- _What needs to be done_
Present each line of the entries below that holds the word "text".

- _Entries_
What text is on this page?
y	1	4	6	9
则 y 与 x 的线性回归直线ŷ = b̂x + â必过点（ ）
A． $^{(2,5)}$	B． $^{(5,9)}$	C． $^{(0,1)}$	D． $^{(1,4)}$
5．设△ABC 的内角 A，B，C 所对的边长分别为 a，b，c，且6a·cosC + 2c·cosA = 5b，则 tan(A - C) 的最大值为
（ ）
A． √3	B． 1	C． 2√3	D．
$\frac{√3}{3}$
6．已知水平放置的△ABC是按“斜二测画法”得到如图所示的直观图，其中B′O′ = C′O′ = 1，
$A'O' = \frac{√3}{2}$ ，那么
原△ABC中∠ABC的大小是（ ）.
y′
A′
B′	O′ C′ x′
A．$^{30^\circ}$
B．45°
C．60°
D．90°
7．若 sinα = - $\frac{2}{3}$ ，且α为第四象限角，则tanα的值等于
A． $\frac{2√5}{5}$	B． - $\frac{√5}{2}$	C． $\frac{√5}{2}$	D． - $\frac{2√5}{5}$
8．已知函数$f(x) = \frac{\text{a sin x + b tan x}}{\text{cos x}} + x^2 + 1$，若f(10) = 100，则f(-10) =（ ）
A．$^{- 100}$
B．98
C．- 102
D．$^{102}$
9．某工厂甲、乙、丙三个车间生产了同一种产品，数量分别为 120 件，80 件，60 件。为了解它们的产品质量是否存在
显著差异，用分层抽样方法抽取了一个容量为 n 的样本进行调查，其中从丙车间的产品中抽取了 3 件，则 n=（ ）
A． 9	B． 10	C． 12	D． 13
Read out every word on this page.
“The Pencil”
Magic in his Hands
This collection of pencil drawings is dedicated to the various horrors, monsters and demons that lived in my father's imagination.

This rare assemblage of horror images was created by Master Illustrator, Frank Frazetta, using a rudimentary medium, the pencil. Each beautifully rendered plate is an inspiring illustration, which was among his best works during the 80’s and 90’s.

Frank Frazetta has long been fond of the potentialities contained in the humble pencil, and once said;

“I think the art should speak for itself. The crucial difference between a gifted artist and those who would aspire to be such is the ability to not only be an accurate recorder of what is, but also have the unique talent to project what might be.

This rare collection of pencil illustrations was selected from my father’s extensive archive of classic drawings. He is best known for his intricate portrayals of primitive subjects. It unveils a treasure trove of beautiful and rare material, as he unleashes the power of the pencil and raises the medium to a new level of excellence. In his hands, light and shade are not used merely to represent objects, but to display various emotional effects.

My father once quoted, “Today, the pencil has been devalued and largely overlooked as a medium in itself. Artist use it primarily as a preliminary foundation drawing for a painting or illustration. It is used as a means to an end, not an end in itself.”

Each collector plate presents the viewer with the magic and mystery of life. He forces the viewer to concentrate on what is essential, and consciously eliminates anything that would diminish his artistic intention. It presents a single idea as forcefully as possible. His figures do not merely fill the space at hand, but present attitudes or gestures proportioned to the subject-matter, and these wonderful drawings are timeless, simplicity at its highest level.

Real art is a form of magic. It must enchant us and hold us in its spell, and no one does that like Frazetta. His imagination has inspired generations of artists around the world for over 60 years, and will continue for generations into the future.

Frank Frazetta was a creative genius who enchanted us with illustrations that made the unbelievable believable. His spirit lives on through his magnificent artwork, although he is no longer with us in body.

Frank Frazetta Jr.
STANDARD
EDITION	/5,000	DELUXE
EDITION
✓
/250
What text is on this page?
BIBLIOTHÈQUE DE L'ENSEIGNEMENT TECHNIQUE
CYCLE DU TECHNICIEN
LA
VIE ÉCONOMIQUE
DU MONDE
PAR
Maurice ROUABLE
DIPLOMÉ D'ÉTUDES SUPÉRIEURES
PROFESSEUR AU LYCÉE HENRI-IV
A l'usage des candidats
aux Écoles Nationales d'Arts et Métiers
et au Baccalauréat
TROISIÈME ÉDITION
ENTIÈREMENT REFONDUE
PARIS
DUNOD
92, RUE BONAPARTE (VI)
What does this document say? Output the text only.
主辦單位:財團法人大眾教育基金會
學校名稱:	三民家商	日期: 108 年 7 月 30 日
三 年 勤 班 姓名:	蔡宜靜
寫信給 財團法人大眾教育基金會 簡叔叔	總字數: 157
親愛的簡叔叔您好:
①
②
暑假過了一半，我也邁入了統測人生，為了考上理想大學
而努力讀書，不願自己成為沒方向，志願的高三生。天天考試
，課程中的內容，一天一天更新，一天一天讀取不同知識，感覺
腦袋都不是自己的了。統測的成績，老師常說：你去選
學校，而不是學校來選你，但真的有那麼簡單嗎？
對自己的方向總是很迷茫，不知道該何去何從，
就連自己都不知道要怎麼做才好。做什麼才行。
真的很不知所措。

- _Response to this exercise_
What text is on this page?
8．已知函数$f(x) = \frac{\text{a sin x + b tan x}}{\text{cos x}} + x^2 + 1$，若f(10) = 100，则f(-10) =（ ）
What text is on this page?
What does this document say? Output the text only.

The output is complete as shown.